[Stored data]

****************************************

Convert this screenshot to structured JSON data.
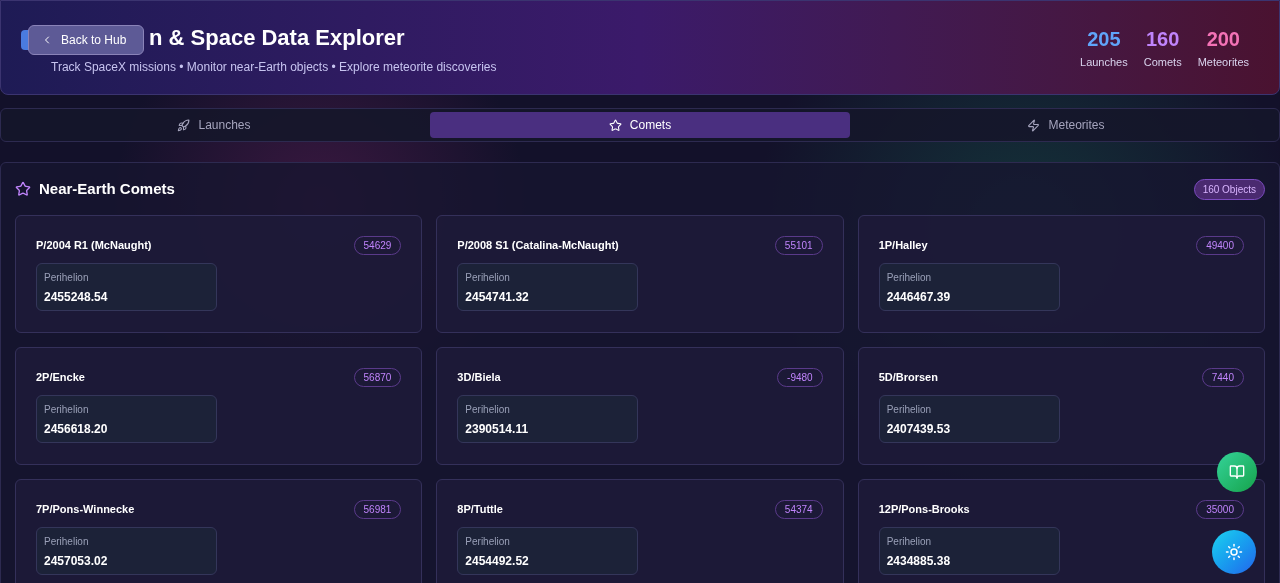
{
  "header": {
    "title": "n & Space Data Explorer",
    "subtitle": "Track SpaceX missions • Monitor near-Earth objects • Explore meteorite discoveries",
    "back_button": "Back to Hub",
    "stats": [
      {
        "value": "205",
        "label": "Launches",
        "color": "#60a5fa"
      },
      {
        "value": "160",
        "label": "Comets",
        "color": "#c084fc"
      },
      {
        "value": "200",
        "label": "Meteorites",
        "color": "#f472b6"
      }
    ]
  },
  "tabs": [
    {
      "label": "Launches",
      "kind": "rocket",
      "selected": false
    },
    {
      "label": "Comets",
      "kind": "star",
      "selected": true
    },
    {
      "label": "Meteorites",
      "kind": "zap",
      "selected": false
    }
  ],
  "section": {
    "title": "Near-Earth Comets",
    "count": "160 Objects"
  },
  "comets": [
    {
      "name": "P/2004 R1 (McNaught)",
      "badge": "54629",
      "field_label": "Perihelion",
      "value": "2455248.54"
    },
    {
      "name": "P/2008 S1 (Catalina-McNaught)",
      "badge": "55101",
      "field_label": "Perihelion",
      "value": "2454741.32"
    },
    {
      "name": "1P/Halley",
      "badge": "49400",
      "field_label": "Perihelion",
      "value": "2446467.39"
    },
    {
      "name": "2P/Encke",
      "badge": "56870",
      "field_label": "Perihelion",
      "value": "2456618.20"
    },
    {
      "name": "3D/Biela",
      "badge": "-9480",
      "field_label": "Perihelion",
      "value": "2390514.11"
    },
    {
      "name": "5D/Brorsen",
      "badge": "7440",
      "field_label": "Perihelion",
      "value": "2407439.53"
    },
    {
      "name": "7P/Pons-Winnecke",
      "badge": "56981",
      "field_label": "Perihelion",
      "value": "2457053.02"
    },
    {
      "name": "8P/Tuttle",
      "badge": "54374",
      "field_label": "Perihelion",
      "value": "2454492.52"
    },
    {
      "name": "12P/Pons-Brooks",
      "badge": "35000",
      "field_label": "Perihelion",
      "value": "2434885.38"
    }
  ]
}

****************************************

Given exercise:
Return all lines containing "Pons".

Solution to this problem:
      "name": "7P/Pons-Winnecke",
      "name": "12P/Pons-Brooks",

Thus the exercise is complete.